▶ _THE REQUEST_
Reproduce the complete listing without any deviation.

---------------

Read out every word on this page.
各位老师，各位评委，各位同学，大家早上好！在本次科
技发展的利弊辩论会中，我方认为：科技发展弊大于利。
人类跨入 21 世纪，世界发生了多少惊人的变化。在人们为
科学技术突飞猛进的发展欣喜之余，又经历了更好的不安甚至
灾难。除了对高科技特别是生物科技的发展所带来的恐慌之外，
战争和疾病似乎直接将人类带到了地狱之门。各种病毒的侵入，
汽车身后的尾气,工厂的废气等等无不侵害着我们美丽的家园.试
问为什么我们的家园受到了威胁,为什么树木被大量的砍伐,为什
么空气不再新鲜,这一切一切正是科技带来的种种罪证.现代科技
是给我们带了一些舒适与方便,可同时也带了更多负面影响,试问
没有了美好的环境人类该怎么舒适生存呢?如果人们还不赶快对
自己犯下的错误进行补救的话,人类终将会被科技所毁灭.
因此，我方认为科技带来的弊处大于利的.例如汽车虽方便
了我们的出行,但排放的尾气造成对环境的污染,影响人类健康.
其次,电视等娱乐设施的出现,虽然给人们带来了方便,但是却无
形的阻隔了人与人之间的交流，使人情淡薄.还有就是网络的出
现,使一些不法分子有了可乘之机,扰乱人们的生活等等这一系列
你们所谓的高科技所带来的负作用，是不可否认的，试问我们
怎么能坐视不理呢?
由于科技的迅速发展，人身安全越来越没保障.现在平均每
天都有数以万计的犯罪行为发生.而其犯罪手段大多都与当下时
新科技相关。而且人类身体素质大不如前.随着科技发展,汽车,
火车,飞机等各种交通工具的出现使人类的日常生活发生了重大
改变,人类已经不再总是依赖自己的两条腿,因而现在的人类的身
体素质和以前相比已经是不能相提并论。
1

---------------

▶ _WRITTEN RESPONSE_
Read out every word on this page.
各位老师，各位评委，各位同学，大家早上好！在本次科
技发展的利弊辩论会中，我方认为：科技发展弊大于利。
人类跨入 21 世纪，世界发生了多少惊人的变化。在人们为
科学技术突飞猛进的发展欣喜之余，又经历了更好的不安甚至
灾难。除了对高科技特别是生物科技的发展所带来的恐慌之外，
战争和疾病似乎直接将人类带到了地狱之门。各种病毒的侵入，
汽车身后的尾气,工厂的废气等等无不侵害着我们美丽的家园.试
问为什么我们的家园受到了威胁,为什么树木被大量的砍伐,为什
么空气不再新鲜,这一切一切正是科技带来的种种罪证.现代科技
是给我们带了一些舒适与方便,可同时也带了更多负面影响,试问
没有了美好的环境人类该怎么舒适生存呢?如果人们还不赶快对
自己犯下的错误进行补救的话,人类终将会被科技所毁灭.
因此，我方认为科技带来的弊处大于利的.例如汽车虽方便
了我们的出行,但排放的尾气造成对环境的污染,影响人类健康.
其次,电视等娱乐设施的出现,虽然给人们带来了方便,但是却无
形的阻隔了人与人之间的交流，使人情淡薄.还有就是网络的出
现,使一些不法分子有了可乘之机,扰乱人们的生活等等这一系列
你们所谓的高科技所带来的负作用，是不可否认的，试问我们
怎么能坐视不理呢?
由于科技的迅速发展，人身安全越来越没保障.现在平均每
天都有数以万计的犯罪行为发生.而其犯罪手段大多都与当下时
新科技相关。而且人类身体素质大不如前.随着科技发展,汽车,
火车,飞机等各种交通工具的出现使人类的日常生活发生了重大
改变,人类已经不再总是依赖自己的两条腿,因而现在的人类的身
体素质和以前相比已经是不能相提并论。
1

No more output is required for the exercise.